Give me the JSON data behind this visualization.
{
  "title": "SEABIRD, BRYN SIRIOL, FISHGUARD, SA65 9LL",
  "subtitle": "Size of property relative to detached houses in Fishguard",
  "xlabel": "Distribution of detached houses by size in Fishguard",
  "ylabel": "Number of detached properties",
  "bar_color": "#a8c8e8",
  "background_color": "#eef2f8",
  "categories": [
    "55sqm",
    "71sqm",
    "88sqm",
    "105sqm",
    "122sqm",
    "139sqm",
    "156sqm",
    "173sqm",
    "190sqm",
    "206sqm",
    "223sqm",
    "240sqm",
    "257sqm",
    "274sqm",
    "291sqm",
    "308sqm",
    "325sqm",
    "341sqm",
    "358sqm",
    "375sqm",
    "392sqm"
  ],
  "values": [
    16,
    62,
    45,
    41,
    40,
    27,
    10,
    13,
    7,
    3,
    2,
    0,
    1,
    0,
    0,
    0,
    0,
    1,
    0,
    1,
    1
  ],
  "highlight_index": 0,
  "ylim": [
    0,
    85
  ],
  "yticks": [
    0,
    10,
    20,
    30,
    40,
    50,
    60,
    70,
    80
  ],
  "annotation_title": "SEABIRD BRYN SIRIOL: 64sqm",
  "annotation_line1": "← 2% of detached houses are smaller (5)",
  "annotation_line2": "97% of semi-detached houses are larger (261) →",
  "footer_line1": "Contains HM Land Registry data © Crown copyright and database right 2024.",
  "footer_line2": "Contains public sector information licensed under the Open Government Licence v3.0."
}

# [Written exercise]
Copy the data above in full, character for character.

# [Response to the exercise]
Give me the JSON data behind this visualization.
{
  "title": "SEABIRD, BRYN SIRIOL, FISHGUARD, SA65 9LL",
  "subtitle": "Size of property relative to detached houses in Fishguard",
  "xlabel": "Distribution of detached houses by size in Fishguard",
  "ylabel": "Number of detached properties",
  "bar_color": "#a8c8e8",
  "background_color": "#eef2f8",
  "categories": [
    "55sqm",
    "71sqm",
    "88sqm",
    "105sqm",
    "122sqm",
    "139sqm",
    "156sqm",
    "173sqm",
    "190sqm",
    "206sqm",
    "223sqm",
    "240sqm",
    "257sqm",
    "274sqm",
    "291sqm",
    "308sqm",
    "325sqm",
    "341sqm",
    "358sqm",
    "375sqm",
    "392sqm"
  ],
  "values": [
    16,
    62,
    45,
    41,
    40,
    27,
    10,
    13,
    7,
    3,
    2,
    0,
    1,
    0,
    0,
    0,
    0,
    1,
    0,
    1,
    1
  ],
  "highlight_index": 0,
  "ylim": [
    0,
    85
  ],
  "yticks": [
    0,
    10,
    20,
    30,
    40,
    50,
    60,
    70,
    80
  ],
  "annotation_title": "SEABIRD BRYN SIRIOL: 64sqm",
  "annotation_line1": "← 2% of detached houses are smaller (5)",
  "annotation_line2": "97% of semi-detached houses are larger (261) →",
  "footer_line1": "Contains HM Land Registry data © Crown copyright and database right 2024.",
  "footer_line2": "Contains public sector information licensed under the Open Government Licence v3.0."
}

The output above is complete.